Your task
State whether each statement below agrees with the passage on marketing effectiveness and efficiency, answering yes or no and quoting the deciding words of the passage: (a) Cost per Acquisition is a measurement of marketing efficiency. (b) In the landing page example, the new layout converts 1% more visitors than the original layout. (c) Measurements That Matter include vanity metrics.

Passage given
++++++

A Definition of Both
Marketing efficiency is optimizing how you do the right things. Marketing effectiveness is optimizing what you do so you do more of the right things.
What is Marketing Effectiveness?
Marketing effectiveness goes beyond generating a positive return on marketing investment. Ultimately, it is about creating long-term strategic value for the business: increasing profitability, gaining market share, and strengthening the brand.
To achieve these outcomes, you should seek to improve:
- Positioning
- Product/Service
- Audience
- Message
- Price
- Promotion (communication channels)
- Placement (distribution channels)
Here’s an example: Let’s say you’ve invested in an OTT (connected TV) campaign to increase brand awareness. You may have everything right (message, audience, channel, etc.) but unfortunately, the amount of money you can commit to the campaign would deliver insufficient reach and frequency. Should you proceed? If you do, your investment would be wasted because you wouldn’t have purchased enough reach and frequency to increase brand awareness.
Instead, to improve effectiveness, consider these options:
- Narrow your targeting to reduce the audience size until your current level of investment delivers acceptable reach and frequency (but will the audience still be large enough to be meaningful?).
- Increase your investment to achieve sufficient reach and frequency (but does the company have the capacity to properly invest?).
- Reallocate your investment to other tactics with the potential to move the needle on brand awareness. In other words, are there viable alternatives that you have the capacity to execute?.
Each option has advantages and disadvantages, and many factors will affect how you make this decision.
What is Marketing Efficiency?
Performance indicators such as Cost per Acquisition and Conversion Rate are measurements of marketing efficiency. It's about squeezing every bit of performance out of your marketing tactics and campaigns.
Examples of initiatives to improve marketing efficiency:
- Reduce e-commerce cart abandonment
- Increase email open rate
- Improve SERP rankings for targeted keywords
- Increase CTR on paid search campaigns
- Lower acquisition costs
Let’s say 1% of the visitors to a campaign landing page convert. You hypothesize that an adjustment to the page layout will result in more conversions, and then you conduct an A/B test. You discover the new landing page layout converts 10% more visitors than the original landing page layout, so you implement it. That’s an improvement in marketing efficiency.
Define Measurements That Matter
To assess marketing effectiveness and efficiency, define Measurements That Matter (MTM). Measurements That Matter are not vanity metrics. MTMs lead to decisions and actions that create incremental value for the business. Here are some examples.

++++++

Rows from a dataset:
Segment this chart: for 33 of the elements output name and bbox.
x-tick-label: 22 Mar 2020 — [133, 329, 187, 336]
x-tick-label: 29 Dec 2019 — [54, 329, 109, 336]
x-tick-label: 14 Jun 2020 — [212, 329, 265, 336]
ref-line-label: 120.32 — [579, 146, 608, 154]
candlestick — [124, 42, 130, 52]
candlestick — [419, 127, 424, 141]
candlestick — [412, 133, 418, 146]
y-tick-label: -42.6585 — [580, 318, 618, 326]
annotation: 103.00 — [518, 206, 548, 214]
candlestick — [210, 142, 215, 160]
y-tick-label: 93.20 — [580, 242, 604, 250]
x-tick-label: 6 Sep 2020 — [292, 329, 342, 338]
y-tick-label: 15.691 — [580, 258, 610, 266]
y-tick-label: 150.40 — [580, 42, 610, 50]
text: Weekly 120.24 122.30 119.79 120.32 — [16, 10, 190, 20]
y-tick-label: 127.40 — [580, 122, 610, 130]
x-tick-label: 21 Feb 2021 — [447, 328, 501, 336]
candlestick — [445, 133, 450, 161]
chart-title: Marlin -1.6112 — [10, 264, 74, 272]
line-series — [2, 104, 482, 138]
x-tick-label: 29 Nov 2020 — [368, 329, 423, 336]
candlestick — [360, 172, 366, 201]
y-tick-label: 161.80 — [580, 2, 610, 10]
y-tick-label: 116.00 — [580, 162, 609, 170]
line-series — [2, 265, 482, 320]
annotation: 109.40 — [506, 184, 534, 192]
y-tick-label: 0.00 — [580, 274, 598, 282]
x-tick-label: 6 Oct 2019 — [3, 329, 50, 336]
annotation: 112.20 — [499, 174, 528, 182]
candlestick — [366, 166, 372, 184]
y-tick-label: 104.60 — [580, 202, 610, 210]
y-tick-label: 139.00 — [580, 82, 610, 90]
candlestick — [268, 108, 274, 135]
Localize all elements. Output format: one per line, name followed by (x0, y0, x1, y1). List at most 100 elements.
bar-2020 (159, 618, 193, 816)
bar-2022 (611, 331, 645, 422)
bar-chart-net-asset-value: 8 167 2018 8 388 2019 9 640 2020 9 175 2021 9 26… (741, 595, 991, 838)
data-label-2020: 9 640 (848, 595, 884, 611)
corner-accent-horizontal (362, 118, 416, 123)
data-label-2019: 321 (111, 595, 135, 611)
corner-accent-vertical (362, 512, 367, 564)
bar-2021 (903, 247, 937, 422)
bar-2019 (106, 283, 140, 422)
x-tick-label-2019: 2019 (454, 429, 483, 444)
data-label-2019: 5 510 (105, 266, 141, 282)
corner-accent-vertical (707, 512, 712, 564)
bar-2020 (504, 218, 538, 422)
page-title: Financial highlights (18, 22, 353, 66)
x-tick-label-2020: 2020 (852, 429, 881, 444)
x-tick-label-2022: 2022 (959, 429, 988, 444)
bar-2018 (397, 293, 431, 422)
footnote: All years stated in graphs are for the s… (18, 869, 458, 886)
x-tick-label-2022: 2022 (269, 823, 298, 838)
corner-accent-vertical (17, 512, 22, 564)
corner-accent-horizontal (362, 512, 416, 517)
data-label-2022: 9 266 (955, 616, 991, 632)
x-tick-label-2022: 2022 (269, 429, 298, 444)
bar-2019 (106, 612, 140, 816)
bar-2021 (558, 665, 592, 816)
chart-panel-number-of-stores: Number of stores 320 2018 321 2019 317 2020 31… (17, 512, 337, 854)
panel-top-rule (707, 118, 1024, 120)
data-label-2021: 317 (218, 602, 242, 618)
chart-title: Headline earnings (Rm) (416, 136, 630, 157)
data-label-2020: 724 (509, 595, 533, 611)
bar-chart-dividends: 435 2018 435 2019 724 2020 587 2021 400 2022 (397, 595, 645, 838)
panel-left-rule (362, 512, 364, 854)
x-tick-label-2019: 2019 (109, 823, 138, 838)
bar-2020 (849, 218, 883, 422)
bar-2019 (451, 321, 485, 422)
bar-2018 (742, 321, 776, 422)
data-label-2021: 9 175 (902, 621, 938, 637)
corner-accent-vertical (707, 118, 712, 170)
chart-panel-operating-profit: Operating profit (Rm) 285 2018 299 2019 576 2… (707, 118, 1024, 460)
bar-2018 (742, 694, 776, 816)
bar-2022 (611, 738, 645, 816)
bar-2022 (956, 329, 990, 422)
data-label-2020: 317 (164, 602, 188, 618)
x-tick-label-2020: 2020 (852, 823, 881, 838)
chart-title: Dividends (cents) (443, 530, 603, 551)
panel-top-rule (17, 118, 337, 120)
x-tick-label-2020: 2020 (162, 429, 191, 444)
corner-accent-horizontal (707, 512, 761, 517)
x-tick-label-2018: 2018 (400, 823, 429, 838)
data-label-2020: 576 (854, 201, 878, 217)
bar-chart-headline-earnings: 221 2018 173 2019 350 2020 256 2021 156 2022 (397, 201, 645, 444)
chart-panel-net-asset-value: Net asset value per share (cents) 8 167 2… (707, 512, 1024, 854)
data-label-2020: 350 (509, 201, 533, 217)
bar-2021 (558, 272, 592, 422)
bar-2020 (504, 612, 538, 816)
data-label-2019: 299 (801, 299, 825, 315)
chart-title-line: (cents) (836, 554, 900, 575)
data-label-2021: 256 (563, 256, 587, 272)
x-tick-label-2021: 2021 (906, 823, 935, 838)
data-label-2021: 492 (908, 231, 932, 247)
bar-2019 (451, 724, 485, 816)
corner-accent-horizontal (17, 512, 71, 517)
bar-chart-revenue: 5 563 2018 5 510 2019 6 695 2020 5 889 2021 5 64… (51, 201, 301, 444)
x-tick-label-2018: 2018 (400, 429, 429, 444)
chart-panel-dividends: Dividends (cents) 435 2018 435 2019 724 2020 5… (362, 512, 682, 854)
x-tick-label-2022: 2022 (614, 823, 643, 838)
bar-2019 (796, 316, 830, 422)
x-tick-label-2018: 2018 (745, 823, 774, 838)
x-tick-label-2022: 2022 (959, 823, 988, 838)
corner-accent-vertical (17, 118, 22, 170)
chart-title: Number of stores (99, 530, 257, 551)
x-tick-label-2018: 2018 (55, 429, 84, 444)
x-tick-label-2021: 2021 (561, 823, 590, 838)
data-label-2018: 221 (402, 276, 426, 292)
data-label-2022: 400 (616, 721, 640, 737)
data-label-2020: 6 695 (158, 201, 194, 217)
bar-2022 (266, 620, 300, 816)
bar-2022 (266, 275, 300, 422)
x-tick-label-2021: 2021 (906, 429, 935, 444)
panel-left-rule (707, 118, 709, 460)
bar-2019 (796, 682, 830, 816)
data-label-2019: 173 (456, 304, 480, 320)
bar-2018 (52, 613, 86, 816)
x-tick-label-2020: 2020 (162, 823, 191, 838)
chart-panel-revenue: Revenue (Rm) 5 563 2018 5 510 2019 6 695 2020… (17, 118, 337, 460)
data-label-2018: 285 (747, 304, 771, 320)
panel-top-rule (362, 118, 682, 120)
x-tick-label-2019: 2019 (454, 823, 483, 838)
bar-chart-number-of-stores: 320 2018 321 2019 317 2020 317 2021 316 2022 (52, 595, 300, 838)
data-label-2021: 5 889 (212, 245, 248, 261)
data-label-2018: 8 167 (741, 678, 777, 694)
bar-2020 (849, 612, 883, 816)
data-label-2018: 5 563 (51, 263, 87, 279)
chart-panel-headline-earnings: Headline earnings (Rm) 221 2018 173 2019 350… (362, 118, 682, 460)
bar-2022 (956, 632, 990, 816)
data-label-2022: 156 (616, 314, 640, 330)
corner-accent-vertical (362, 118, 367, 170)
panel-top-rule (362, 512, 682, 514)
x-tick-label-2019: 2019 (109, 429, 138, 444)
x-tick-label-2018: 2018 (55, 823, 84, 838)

++++++

Response for this exercise
(a) Yes: "Performance indicators such as Cost per Acquisition and Conversion Rate are measurements of marketing efficiency."
(b) No: "the new landing page layout converts 10% more visitors than the original landing page layout"
(c) No: "Measurements That Matter are not vanity metrics."